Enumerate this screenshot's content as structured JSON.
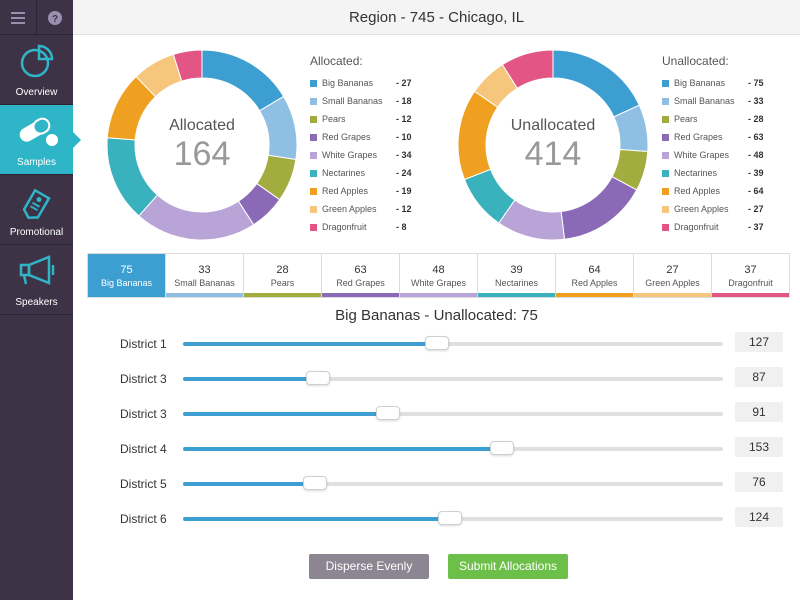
{
  "header": {
    "title": "Region - 745 - Chicago, IL"
  },
  "sidebar": {
    "top_icons": [
      "menu-icon",
      "help-icon"
    ],
    "items": [
      {
        "label": "Overview",
        "icon": "pie-chart-icon",
        "active": false
      },
      {
        "label": "Samples",
        "icon": "pill-icon",
        "active": true
      },
      {
        "label": "Promotional",
        "icon": "tag-icon",
        "active": false
      },
      {
        "label": "Speakers",
        "icon": "megaphone-icon",
        "active": false
      }
    ]
  },
  "colors": {
    "Big Bananas": "#3d9fd1",
    "Small Bananas": "#8fbfe3",
    "Pears": "#a3ad3f",
    "Red Grapes": "#8a6ab6",
    "White Grapes": "#b9a4d8",
    "Nectarines": "#39b2bd",
    "Red Apples": "#f0a021",
    "Green Apples": "#f5c67c",
    "Dragonfruit": "#e25584"
  },
  "allocated": {
    "title": "Allocated",
    "total": "164",
    "legend_title": "Allocated:",
    "items": [
      {
        "name": "Big Bananas",
        "value": 27,
        "value_label": "- 27"
      },
      {
        "name": "Small Bananas",
        "value": 18,
        "value_label": "- 18"
      },
      {
        "name": "Pears",
        "value": 12,
        "value_label": "- 12"
      },
      {
        "name": "Red Grapes",
        "value": 10,
        "value_label": "- 10"
      },
      {
        "name": "White Grapes",
        "value": 34,
        "value_label": "- 34"
      },
      {
        "name": "Nectarines",
        "value": 24,
        "value_label": "- 24"
      },
      {
        "name": "Red Apples",
        "value": 19,
        "value_label": "- 19"
      },
      {
        "name": "Green Apples",
        "value": 12,
        "value_label": "- 12"
      },
      {
        "name": "Dragonfruit",
        "value": 8,
        "value_label": "- 8"
      }
    ]
  },
  "unallocated": {
    "title": "Unallocated",
    "total": "414",
    "legend_title": "Unallocated:",
    "items": [
      {
        "name": "Big Bananas",
        "value": 75,
        "value_label": "- 75"
      },
      {
        "name": "Small Bananas",
        "value": 33,
        "value_label": "- 33"
      },
      {
        "name": "Pears",
        "value": 28,
        "value_label": "- 28"
      },
      {
        "name": "Red Grapes",
        "value": 63,
        "value_label": "- 63"
      },
      {
        "name": "White Grapes",
        "value": 48,
        "value_label": "- 48"
      },
      {
        "name": "Nectarines",
        "value": 39,
        "value_label": "- 39"
      },
      {
        "name": "Red Apples",
        "value": 64,
        "value_label": "- 64"
      },
      {
        "name": "Green Apples",
        "value": 27,
        "value_label": "- 27"
      },
      {
        "name": "Dragonfruit",
        "value": 37,
        "value_label": "- 37"
      }
    ]
  },
  "tabs": [
    {
      "count": "75",
      "name": "Big Bananas",
      "active": true
    },
    {
      "count": "33",
      "name": "Small Bananas",
      "active": false
    },
    {
      "count": "28",
      "name": "Pears",
      "active": false
    },
    {
      "count": "63",
      "name": "Red Grapes",
      "active": false
    },
    {
      "count": "48",
      "name": "White Grapes",
      "active": false
    },
    {
      "count": "39",
      "name": "Nectarines",
      "active": false
    },
    {
      "count": "64",
      "name": "Red Apples",
      "active": false
    },
    {
      "count": "27",
      "name": "Green Apples",
      "active": false
    },
    {
      "count": "37",
      "name": "Dragonfruit",
      "active": false
    }
  ],
  "section_title": "Big Bananas - Unallocated: 75",
  "districts": [
    {
      "label": "District 1",
      "value": "127",
      "fill_fraction": 0.47
    },
    {
      "label": "District 3",
      "value": "87",
      "fill_fraction": 0.25
    },
    {
      "label": "District 3",
      "value": "91",
      "fill_fraction": 0.38
    },
    {
      "label": "District 4",
      "value": "153",
      "fill_fraction": 0.59
    },
    {
      "label": "District 5",
      "value": "76",
      "fill_fraction": 0.245
    },
    {
      "label": "District 6",
      "value": "124",
      "fill_fraction": 0.495
    }
  ],
  "buttons": {
    "disperse": "Disperse Evenly",
    "submit": "Submit Allocations"
  }
}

┄┄┄┄┄┄┄┄┄┄┄┄┄┄┄┄┄┄┄┄

» **To be done**: Above are the records; reproduce them exactly and leave out the pictures.

» **The answer**:
Enumerate this screenshot's content as structured JSON.
{
  "header": {
    "title": "Region - 745 - Chicago, IL"
  },
  "sidebar": {
    "top_icons": [
      "menu-icon",
      "help-icon"
    ],
    "items": [
      {
        "label": "Overview",
        "icon": "pie-chart-icon",
        "active": false
      },
      {
        "label": "Samples",
        "icon": "pill-icon",
        "active": true
      },
      {
        "label": "Promotional",
        "icon": "tag-icon",
        "active": false
      },
      {
        "label": "Speakers",
        "icon": "megaphone-icon",
        "active": false
      }
    ]
  },
  "colors": {
    "Big Bananas": "#3d9fd1",
    "Small Bananas": "#8fbfe3",
    "Pears": "#a3ad3f",
    "Red Grapes": "#8a6ab6",
    "White Grapes": "#b9a4d8",
    "Nectarines": "#39b2bd",
    "Red Apples": "#f0a021",
    "Green Apples": "#f5c67c",
    "Dragonfruit": "#e25584"
  },
  "allocated": {
    "title": "Allocated",
    "total": "164",
    "legend_title": "Allocated:",
    "items": [
      {
        "name": "Big Bananas",
        "value": 27,
        "value_label": "- 27"
      },
      {
        "name": "Small Bananas",
        "value": 18,
        "value_label": "- 18"
      },
      {
        "name": "Pears",
        "value": 12,
        "value_label": "- 12"
      },
      {
        "name": "Red Grapes",
        "value": 10,
        "value_label": "- 10"
      },
      {
        "name": "White Grapes",
        "value": 34,
        "value_label": "- 34"
      },
      {
        "name": "Nectarines",
        "value": 24,
        "value_label": "- 24"
      },
      {
        "name": "Red Apples",
        "value": 19,
        "value_label": "- 19"
      },
      {
        "name": "Green Apples",
        "value": 12,
        "value_label": "- 12"
      },
      {
        "name": "Dragonfruit",
        "value": 8,
        "value_label": "- 8"
      }
    ]
  },
  "unallocated": {
    "title": "Unallocated",
    "total": "414",
    "legend_title": "Unallocated:",
    "items": [
      {
        "name": "Big Bananas",
        "value": 75,
        "value_label": "- 75"
      },
      {
        "name": "Small Bananas",
        "value": 33,
        "value_label": "- 33"
      },
      {
        "name": "Pears",
        "value": 28,
        "value_label": "- 28"
      },
      {
        "name": "Red Grapes",
        "value": 63,
        "value_label": "- 63"
      },
      {
        "name": "White Grapes",
        "value": 48,
        "value_label": "- 48"
      },
      {
        "name": "Nectarines",
        "value": 39,
        "value_label": "- 39"
      },
      {
        "name": "Red Apples",
        "value": 64,
        "value_label": "- 64"
      },
      {
        "name": "Green Apples",
        "value": 27,
        "value_label": "- 27"
      },
      {
        "name": "Dragonfruit",
        "value": 37,
        "value_label": "- 37"
      }
    ]
  },
  "tabs": [
    {
      "count": "75",
      "name": "Big Bananas",
      "active": true
    },
    {
      "count": "33",
      "name": "Small Bananas",
      "active": false
    },
    {
      "count": "28",
      "name": "Pears",
      "active": false
    },
    {
      "count": "63",
      "name": "Red Grapes",
      "active": false
    },
    {
      "count": "48",
      "name": "White Grapes",
      "active": false
    },
    {
      "count": "39",
      "name": "Nectarines",
      "active": false
    },
    {
      "count": "64",
      "name": "Red Apples",
      "active": false
    },
    {
      "count": "27",
      "name": "Green Apples",
      "active": false
    },
    {
      "count": "37",
      "name": "Dragonfruit",
      "active": false
    }
  ],
  "section_title": "Big Bananas - Unallocated: 75",
  "districts": [
    {
      "label": "District 1",
      "value": "127",
      "fill_fraction": 0.47
    },
    {
      "label": "District 3",
      "value": "87",
      "fill_fraction": 0.25
    },
    {
      "label": "District 3",
      "value": "91",
      "fill_fraction": 0.38
    },
    {
      "label": "District 4",
      "value": "153",
      "fill_fraction": 0.59
    },
    {
      "label": "District 5",
      "value": "76",
      "fill_fraction": 0.245
    },
    {
      "label": "District 6",
      "value": "124",
      "fill_fraction": 0.495
    }
  ],
  "buttons": {
    "disperse": "Disperse Evenly",
    "submit": "Submit Allocations"
  }
}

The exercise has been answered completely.